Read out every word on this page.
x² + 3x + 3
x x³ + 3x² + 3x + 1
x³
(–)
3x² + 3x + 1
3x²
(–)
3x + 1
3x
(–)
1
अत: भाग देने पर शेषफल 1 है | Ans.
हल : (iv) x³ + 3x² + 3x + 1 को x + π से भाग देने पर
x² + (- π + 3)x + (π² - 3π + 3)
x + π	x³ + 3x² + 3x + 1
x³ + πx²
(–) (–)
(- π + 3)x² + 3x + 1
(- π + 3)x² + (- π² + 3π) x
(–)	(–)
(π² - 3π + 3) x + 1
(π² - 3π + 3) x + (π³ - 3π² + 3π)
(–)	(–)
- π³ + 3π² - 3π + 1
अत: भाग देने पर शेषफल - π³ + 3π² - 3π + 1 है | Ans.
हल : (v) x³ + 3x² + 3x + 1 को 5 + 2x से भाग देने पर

--- --- ---

TASK DESCRIPTION:
Every record shown above should be written out again exactly.

WRITTEN RESPONSE:
Read out every word on this page.
x² + 3x + 3
x x³ + 3x² + 3x + 1
x³
(–)
3x² + 3x + 1
3x²
(–)
3x + 1
3x
(–)
1
अत: भाग देने पर शेषफल 1 है | Ans.
हल : (iv) x³ + 3x² + 3x + 1 को x + π से भाग देने पर
x² + (- π + 3)x + (π² - 3π + 3)
x + π	x³ + 3x² + 3x + 1
x³ + πx²
(–) (–)
(- π + 3)x² + 3x + 1
(- π + 3)x² + (- π² + 3π) x
(–)	(–)
(π² - 3π + 3) x + 1
(π² - 3π + 3) x + (π³ - 3π² + 3π)
(–)	(–)
- π³ + 3π² - 3π + 1
अत: भाग देने पर शेषफल - π³ + 3π² - 3π + 1 है | Ans.
हल : (v) x³ + 3x² + 3x + 1 को 5 + 2x से भाग देने पर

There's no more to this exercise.